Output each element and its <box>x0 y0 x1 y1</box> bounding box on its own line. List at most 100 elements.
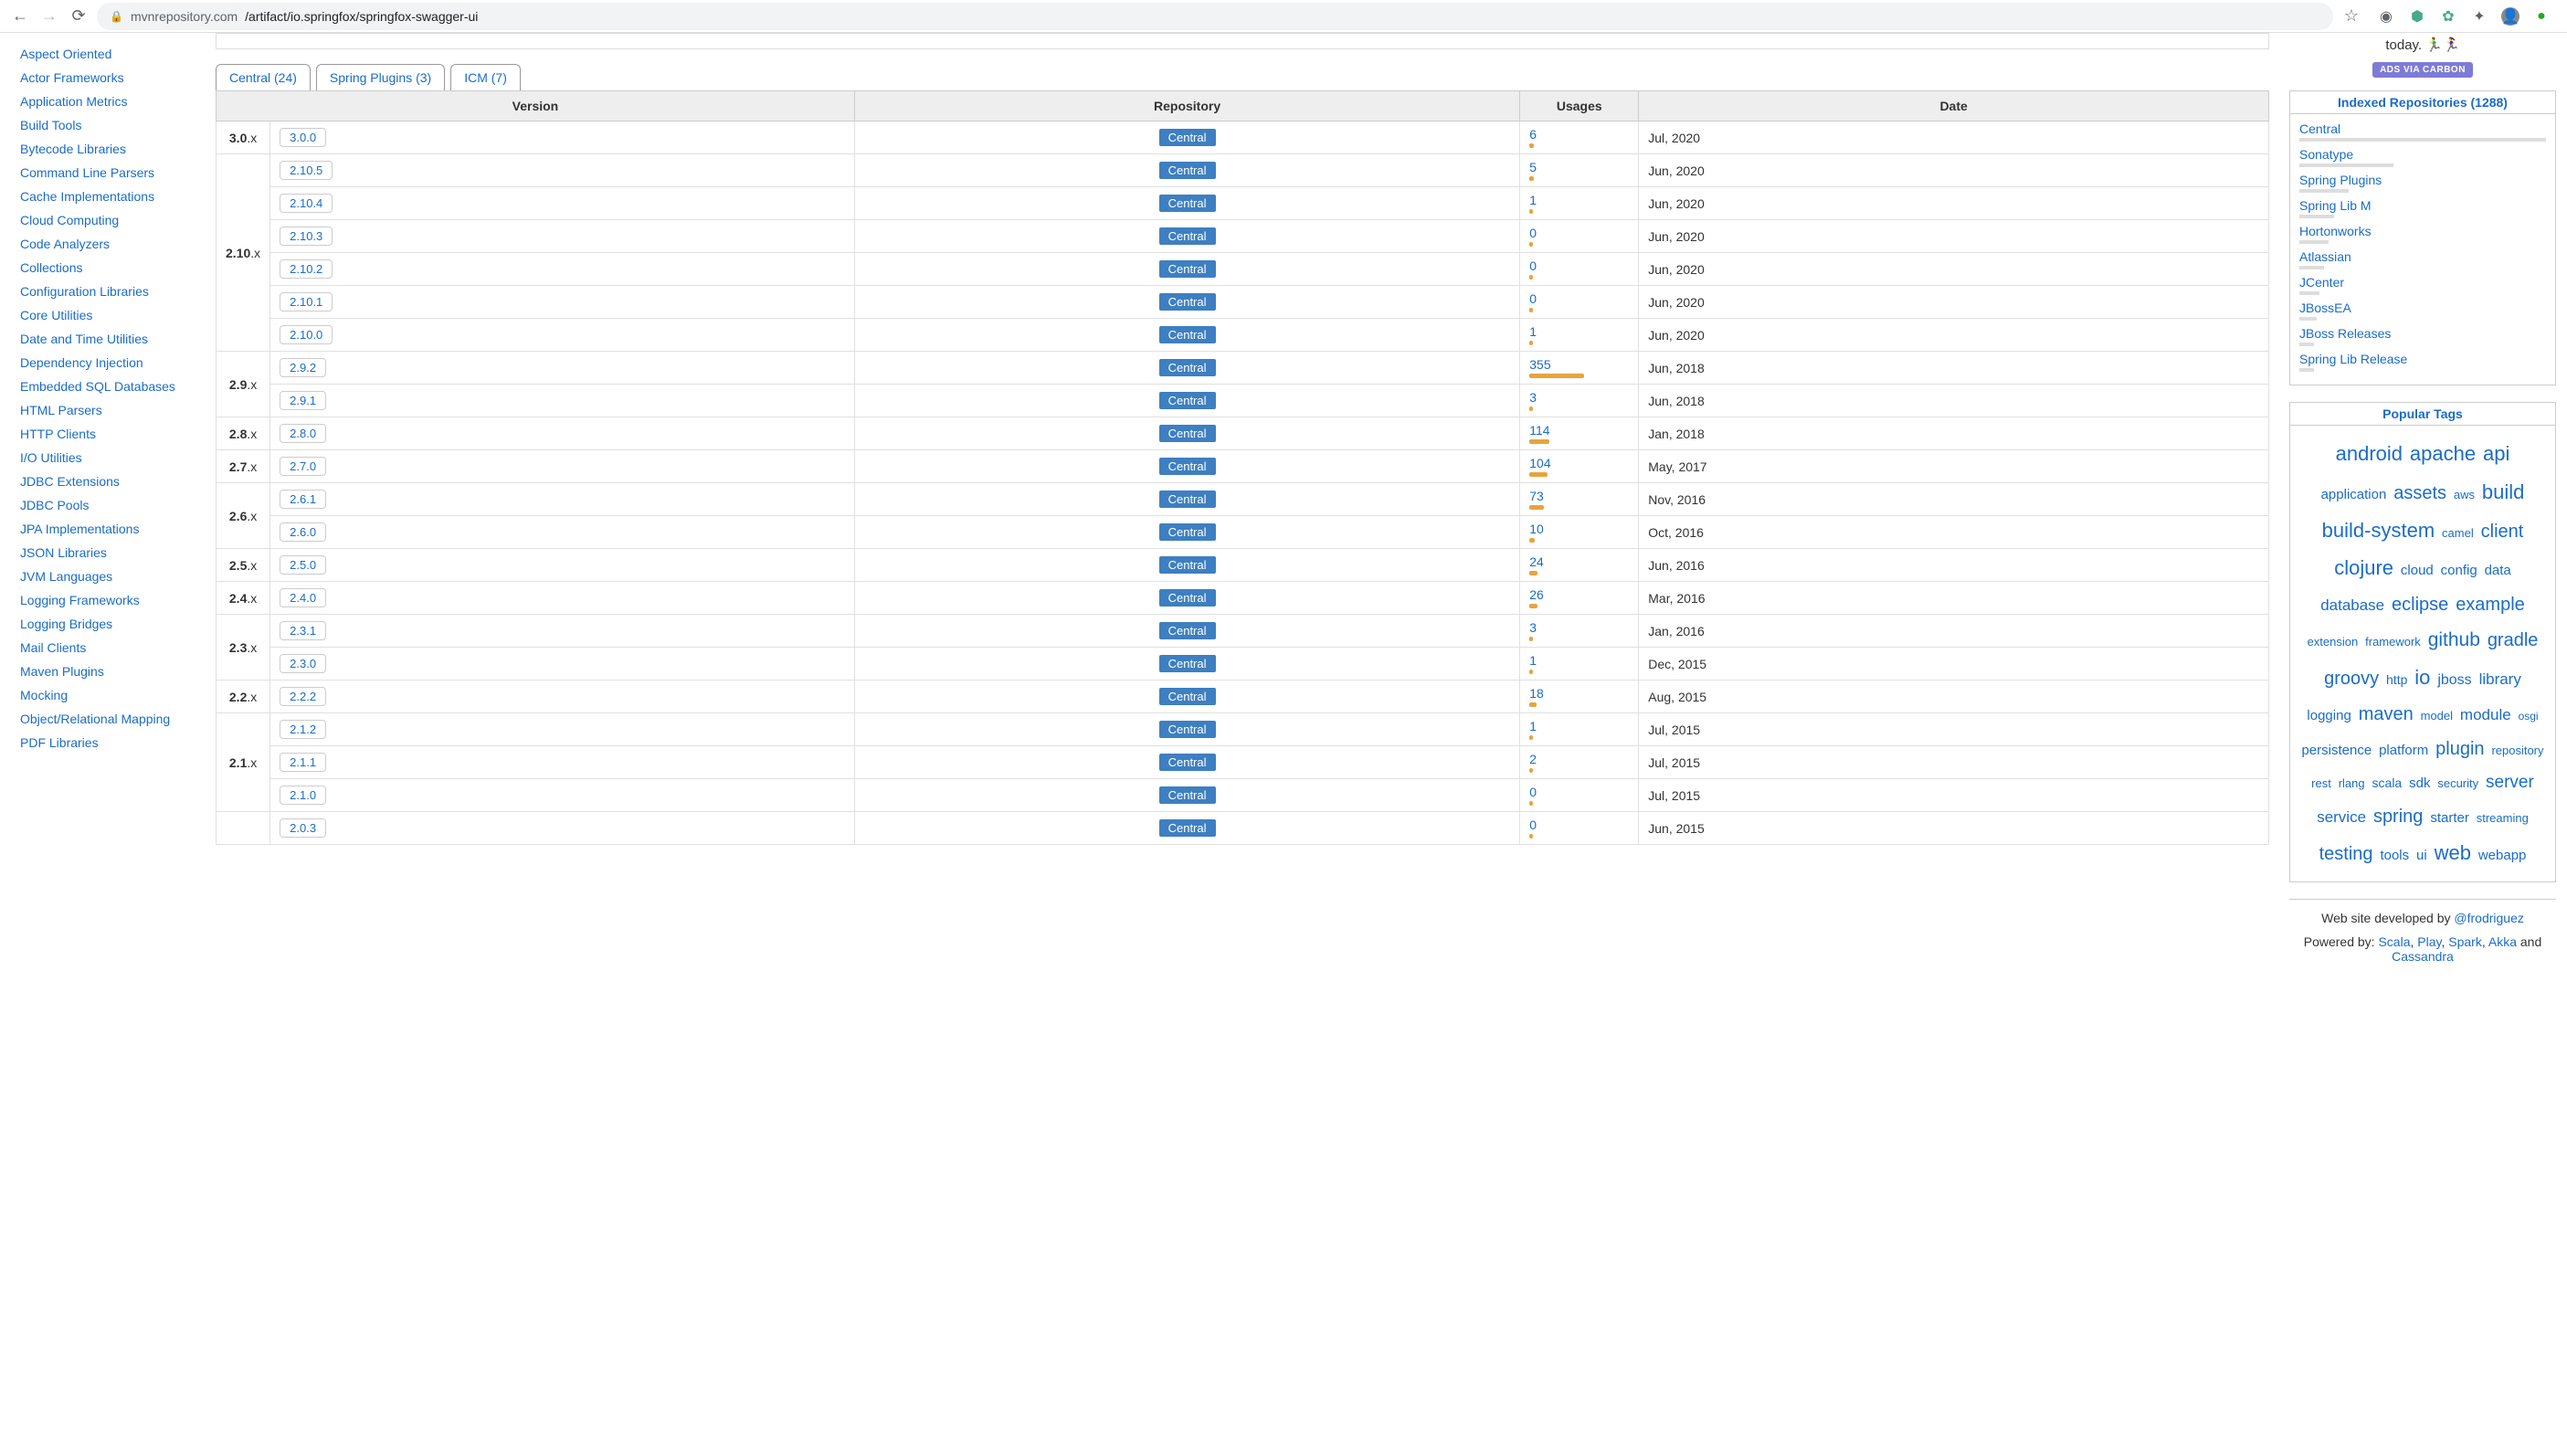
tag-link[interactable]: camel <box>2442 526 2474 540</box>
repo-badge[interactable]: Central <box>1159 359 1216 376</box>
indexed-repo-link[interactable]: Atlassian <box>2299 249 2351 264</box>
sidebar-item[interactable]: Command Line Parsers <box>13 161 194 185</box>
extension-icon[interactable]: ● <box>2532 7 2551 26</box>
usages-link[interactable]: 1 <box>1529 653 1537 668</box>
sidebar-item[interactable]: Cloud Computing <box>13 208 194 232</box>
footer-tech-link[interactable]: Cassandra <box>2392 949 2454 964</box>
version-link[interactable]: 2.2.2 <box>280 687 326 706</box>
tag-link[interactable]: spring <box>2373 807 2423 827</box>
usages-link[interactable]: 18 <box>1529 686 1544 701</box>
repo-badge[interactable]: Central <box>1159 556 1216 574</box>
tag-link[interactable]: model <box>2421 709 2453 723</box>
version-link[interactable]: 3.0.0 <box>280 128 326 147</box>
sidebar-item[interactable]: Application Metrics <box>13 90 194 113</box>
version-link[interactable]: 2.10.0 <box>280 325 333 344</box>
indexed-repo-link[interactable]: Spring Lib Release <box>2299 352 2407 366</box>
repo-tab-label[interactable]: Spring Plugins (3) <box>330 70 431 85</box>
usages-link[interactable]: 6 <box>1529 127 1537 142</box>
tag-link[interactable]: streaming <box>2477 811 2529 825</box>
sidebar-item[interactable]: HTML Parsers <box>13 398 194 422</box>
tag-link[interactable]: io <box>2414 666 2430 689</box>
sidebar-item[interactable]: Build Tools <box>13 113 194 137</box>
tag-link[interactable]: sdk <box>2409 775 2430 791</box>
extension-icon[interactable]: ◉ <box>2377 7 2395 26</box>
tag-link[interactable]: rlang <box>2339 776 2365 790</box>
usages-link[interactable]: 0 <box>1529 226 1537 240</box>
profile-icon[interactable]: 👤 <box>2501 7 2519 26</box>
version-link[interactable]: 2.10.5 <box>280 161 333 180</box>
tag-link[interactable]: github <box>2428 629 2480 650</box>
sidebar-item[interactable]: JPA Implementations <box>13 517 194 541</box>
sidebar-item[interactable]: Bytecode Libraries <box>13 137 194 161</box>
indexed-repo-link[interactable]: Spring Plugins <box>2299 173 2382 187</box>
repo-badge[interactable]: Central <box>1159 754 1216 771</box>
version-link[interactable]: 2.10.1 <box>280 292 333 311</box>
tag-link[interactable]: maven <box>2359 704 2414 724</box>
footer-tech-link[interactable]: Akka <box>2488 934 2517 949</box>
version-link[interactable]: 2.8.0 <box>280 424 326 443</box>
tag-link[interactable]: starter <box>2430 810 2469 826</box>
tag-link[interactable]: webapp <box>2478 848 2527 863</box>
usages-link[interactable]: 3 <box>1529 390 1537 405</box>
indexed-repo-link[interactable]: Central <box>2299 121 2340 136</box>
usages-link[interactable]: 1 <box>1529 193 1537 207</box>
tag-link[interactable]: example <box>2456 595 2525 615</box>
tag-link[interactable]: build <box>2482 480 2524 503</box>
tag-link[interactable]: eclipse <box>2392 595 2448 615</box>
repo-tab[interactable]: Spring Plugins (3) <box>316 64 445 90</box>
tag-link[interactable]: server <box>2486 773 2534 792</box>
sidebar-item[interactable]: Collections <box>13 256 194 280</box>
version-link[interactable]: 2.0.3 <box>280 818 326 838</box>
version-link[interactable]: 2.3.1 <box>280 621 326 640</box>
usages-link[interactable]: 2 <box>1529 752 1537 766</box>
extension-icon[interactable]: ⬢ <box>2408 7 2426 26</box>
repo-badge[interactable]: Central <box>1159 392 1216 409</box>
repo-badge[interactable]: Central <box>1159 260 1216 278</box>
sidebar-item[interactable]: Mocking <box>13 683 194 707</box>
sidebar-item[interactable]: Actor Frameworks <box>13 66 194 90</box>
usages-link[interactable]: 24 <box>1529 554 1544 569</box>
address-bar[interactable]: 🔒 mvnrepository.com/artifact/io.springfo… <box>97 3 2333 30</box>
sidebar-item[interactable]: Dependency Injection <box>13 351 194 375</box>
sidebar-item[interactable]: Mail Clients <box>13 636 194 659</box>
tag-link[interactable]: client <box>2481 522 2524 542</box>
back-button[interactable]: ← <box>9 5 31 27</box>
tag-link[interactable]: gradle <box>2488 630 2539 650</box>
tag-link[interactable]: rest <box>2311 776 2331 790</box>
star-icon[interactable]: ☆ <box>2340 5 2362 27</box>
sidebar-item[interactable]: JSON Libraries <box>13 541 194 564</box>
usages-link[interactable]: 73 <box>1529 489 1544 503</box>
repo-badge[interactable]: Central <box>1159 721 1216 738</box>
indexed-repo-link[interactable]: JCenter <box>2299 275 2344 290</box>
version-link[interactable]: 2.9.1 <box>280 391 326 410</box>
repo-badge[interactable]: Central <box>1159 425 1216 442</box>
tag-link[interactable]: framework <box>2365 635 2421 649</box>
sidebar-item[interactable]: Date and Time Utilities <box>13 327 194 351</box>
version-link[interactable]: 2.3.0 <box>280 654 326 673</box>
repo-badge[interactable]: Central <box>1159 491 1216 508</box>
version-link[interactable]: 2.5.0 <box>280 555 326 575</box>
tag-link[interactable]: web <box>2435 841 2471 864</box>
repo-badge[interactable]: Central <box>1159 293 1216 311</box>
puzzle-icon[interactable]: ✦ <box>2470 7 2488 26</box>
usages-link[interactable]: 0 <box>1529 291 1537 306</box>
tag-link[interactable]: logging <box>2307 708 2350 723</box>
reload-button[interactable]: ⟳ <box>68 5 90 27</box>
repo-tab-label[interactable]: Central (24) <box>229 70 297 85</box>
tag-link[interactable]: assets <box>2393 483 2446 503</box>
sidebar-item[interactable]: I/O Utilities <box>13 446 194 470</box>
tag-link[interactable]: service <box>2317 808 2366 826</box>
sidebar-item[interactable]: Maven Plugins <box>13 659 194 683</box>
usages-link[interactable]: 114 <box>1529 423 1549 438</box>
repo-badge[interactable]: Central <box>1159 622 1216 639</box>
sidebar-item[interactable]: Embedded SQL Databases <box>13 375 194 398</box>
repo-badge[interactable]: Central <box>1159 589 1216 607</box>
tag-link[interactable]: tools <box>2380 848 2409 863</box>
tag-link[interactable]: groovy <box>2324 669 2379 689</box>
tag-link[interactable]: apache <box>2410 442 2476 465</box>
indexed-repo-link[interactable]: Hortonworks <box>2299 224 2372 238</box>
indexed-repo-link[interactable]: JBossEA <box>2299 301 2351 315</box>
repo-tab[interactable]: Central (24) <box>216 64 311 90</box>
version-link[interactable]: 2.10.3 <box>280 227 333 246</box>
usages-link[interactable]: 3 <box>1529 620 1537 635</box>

◇ ◇ ◇ ◇ ◇ ◇ ◇

> **WHAT IS EXPECTED**:
Format the entries between the lines holding "tag-link[interactable]: camel <box>2442" and "sidebar-item[interactable]: Application Metrics", inclusive, as a JSON list of strings with one string per line and blank lines omitted.

> **ANSWER TO THIS TASK**:
[
  "tag-link[interactable]: camel <box>2442 526 2474 540</box>",
  "repo-badge[interactable]: Central <box>1159 359 1216 376</box>",
  "indexed-repo-link[interactable]: Atlassian <box>2299 249 2351 264</box>",
  "sidebar-item[interactable]: Command Line Parsers <box>13 161 194 185</box>",
  "extension-icon[interactable]: ● <box>2532 7 2551 26</box>",
  "usages-link[interactable]: 1 <box>1529 653 1537 668</box>",
  "sidebar-item[interactable]: Cloud Computing <box>13 208 194 232</box>",
  "footer-tech-link[interactable]: Cassandra <box>2392 949 2454 964</box>",
  "version-link[interactable]: 2.2.2 <box>280 687 326 706</box>",
  "tag-link[interactable]: spring <box>2373 807 2423 827</box>",
  "usages-link[interactable]: 18 <box>1529 686 1544 701</box>",
  "repo-badge[interactable]: Central <box>1159 556 1216 574</box>",
  "tag-link[interactable]: model <box>2421 709 2453 723</box>",
  "version-link[interactable]: 3.0.0 <box>280 128 326 147</box>",
  "sidebar-item[interactable]: Application Metrics <box>13 90 194 113</box>"
]